Data entries:
□ □ □ □ □ □ □

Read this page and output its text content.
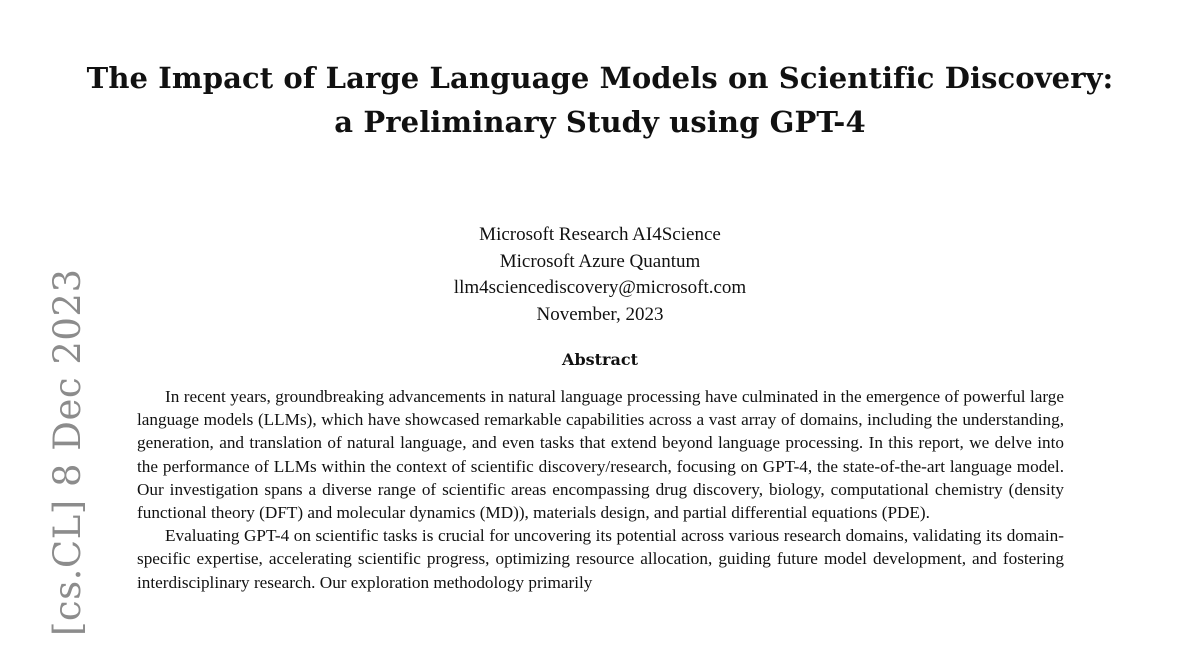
[cs.CL] 8 Dec 2023
The Impact of Large Language Models on Scientific Discovery:
a Preliminary Study using GPT-4
Microsoft Research AI4Science
Microsoft Azure Quantum
llm4sciencediscovery@microsoft.com
November, 2023
Abstract

In recent years, groundbreaking advancements in natural language processing have culminated in the emergence of powerful large language models (LLMs), which have showcased remarkable capabilities across a vast array of domains, including the understanding, generation, and translation of natural language, and even tasks that extend beyond language processing. In this report, we delve into the performance of LLMs within the context of scientific discovery/research, focusing on GPT-4, the state-of-the-art language model. Our investigation spans a diverse range of scientific areas encompassing drug discovery, biology, computational chemistry (density functional theory (DFT) and molecular dynamics (MD)), materials design, and partial differential equations (PDE).

Evaluating GPT-4 on scientific tasks is crucial for uncovering its potential across various research domains, validating its domain-specific expertise, accelerating scientific progress, optimizing resource allocation, guiding future model development, and fostering interdisciplinary research. Our exploration methodology primarily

□ □ □ □ □ □ □

■ **Problem description**: Omit all pictures while transcribing the entries verbatim.

■ **Final result**:
Read this page and output its text content.
[cs.CL] 8 Dec 2023
The Impact of Large Language Models on Scientific Discovery:
a Preliminary Study using GPT-4
Microsoft Research AI4Science
Microsoft Azure Quantum
llm4sciencediscovery@microsoft.com
November, 2023
Abstract

In recent years, groundbreaking advancements in natural language processing have culminated in the emergence of powerful large language models (LLMs), which have showcased remarkable capabilities across a vast array of domains, including the understanding, generation, and translation of natural language, and even tasks that extend beyond language processing. In this report, we delve into the performance of LLMs within the context of scientific discovery/research, focusing on GPT-4, the state-of-the-art language model. Our investigation spans a diverse range of scientific areas encompassing drug discovery, biology, computational chemistry (density functional theory (DFT) and molecular dynamics (MD)), materials design, and partial differential equations (PDE).

Evaluating GPT-4 on scientific tasks is crucial for uncovering its potential across various research domains, validating its domain-specific expertise, accelerating scientific progress, optimizing resource allocation, guiding future model development, and fostering interdisciplinary research. Our exploration methodology primarily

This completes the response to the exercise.